Request:
Pull out every line with the word "kind" from the entries below.

Records to process start

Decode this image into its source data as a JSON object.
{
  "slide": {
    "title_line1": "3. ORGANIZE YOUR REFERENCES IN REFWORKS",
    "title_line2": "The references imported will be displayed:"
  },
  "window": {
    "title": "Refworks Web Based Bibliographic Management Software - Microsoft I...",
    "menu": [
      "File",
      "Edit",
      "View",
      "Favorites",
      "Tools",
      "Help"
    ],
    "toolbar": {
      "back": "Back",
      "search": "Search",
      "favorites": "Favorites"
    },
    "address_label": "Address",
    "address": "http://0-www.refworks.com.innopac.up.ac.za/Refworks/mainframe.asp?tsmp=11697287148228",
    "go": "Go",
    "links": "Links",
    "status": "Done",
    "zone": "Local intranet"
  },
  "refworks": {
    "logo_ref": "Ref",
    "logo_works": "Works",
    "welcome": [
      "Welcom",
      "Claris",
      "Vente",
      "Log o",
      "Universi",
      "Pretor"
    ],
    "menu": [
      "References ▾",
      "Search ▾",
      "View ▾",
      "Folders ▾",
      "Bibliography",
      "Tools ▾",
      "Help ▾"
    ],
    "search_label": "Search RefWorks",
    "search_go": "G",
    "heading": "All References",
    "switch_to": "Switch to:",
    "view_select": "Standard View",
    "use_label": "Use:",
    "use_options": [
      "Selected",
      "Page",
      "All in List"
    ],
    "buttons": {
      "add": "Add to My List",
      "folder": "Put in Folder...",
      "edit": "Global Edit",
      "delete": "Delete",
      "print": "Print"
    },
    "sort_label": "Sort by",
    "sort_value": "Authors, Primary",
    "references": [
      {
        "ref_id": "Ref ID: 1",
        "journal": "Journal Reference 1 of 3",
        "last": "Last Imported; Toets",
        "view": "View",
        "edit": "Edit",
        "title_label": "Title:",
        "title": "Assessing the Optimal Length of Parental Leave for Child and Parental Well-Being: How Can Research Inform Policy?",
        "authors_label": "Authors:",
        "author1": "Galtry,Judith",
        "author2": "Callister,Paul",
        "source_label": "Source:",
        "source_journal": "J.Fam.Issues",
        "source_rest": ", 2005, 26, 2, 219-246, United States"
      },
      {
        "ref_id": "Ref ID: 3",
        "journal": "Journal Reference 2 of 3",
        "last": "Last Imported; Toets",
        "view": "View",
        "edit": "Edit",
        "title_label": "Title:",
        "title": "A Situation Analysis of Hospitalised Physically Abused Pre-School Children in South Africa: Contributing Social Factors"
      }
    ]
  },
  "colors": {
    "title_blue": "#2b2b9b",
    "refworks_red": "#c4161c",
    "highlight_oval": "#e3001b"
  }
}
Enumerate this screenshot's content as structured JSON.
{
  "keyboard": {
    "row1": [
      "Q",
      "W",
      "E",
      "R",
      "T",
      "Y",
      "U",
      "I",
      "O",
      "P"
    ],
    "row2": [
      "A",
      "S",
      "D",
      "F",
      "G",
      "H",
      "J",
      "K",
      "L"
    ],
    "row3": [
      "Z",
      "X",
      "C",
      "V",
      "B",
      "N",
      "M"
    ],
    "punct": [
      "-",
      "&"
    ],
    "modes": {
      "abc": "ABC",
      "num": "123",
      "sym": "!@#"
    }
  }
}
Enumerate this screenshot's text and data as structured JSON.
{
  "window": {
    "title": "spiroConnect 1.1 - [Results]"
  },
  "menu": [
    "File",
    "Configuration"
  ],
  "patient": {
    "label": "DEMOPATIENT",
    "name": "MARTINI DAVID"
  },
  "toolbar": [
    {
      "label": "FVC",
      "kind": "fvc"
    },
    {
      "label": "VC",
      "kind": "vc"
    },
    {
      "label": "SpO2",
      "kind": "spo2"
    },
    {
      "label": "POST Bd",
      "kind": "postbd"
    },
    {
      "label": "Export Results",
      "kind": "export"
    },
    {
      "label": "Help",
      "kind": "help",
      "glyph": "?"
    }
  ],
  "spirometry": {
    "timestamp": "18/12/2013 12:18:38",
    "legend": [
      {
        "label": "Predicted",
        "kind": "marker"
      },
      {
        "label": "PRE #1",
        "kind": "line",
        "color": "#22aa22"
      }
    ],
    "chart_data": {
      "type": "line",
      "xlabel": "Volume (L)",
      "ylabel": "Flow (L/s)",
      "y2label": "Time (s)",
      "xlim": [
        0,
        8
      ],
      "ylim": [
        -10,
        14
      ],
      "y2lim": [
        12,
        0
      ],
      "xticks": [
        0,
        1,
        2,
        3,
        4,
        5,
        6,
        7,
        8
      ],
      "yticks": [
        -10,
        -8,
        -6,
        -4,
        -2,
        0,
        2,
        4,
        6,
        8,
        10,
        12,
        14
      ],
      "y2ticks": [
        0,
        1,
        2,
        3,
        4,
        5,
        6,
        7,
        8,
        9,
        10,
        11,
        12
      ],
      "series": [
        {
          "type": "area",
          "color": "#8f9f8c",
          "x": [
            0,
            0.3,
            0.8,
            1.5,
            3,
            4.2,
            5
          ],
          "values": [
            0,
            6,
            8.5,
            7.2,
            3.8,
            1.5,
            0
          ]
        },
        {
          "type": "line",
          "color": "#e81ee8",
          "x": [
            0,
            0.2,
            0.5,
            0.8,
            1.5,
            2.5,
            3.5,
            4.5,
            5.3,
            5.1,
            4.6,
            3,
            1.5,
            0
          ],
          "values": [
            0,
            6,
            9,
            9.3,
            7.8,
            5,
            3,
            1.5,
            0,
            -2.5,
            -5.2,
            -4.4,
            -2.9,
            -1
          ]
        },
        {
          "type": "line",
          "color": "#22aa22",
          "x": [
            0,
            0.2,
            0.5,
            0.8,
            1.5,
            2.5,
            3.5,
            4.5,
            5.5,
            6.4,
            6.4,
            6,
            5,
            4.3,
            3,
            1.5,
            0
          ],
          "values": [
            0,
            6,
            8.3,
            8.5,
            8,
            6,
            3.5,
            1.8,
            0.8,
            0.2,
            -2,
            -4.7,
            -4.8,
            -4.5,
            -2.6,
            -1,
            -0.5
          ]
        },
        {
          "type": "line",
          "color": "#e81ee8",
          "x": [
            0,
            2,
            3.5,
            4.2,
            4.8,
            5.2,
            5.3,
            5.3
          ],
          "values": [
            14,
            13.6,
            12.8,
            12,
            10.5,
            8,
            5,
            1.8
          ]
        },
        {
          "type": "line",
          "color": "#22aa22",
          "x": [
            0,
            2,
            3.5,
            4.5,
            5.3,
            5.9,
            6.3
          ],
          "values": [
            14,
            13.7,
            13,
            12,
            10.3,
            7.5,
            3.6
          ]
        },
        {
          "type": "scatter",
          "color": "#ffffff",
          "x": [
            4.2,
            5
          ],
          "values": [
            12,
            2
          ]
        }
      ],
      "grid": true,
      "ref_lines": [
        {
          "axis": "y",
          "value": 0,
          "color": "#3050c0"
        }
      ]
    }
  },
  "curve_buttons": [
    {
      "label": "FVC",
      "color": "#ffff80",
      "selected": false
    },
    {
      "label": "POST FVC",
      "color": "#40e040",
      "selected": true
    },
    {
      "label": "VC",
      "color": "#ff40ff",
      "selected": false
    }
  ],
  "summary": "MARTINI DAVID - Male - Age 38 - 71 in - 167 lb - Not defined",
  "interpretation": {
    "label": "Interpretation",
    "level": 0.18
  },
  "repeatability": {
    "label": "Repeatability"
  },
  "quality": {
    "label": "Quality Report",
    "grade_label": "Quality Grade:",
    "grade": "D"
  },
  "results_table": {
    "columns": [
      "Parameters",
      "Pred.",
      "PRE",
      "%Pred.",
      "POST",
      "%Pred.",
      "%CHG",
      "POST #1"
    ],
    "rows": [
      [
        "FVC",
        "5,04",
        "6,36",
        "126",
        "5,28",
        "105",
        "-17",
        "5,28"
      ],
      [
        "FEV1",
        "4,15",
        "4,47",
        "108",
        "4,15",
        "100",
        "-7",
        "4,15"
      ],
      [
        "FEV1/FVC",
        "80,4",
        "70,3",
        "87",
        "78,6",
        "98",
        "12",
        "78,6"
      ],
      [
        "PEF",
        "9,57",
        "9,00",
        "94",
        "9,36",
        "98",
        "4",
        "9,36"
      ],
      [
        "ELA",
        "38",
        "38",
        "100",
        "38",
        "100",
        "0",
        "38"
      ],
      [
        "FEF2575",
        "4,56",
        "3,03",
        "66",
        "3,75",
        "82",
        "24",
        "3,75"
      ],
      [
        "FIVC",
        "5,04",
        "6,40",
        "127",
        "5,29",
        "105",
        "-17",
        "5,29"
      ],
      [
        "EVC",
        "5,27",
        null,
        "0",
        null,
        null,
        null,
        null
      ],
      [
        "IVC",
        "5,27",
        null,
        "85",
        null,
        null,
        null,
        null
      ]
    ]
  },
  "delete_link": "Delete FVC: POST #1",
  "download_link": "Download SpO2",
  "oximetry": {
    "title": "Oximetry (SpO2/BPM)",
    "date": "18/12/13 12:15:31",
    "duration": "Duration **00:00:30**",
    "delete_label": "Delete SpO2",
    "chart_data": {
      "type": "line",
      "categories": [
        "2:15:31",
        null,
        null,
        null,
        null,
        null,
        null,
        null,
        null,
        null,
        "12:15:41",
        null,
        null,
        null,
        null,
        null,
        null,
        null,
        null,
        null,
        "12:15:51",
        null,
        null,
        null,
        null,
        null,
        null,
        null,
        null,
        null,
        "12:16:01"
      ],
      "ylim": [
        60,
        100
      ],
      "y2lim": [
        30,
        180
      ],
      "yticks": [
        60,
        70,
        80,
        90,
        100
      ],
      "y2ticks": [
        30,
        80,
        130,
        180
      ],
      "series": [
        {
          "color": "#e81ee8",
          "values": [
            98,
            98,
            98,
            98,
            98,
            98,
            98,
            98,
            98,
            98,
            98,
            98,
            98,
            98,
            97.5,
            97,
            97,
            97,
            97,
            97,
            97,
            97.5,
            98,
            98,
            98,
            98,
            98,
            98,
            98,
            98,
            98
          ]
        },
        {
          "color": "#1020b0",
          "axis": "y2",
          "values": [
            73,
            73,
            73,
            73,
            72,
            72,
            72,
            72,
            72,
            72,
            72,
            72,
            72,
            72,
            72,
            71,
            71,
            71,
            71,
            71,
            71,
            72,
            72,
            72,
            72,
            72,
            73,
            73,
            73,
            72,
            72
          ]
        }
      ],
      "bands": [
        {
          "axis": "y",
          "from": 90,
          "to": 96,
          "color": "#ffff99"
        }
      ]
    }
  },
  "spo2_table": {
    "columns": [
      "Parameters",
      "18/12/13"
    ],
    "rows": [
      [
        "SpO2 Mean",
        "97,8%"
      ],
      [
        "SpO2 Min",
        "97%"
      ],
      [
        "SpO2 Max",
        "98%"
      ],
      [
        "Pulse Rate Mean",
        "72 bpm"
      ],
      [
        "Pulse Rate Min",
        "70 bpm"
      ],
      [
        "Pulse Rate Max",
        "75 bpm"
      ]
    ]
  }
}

Records to process end

Finished task:
      "kind": "fvc"
      "kind": "vc"
      "kind": "spo2"
      "kind": "postbd"
      "kind": "export"
      "kind": "help",
        "kind": "marker"
        "kind": "line",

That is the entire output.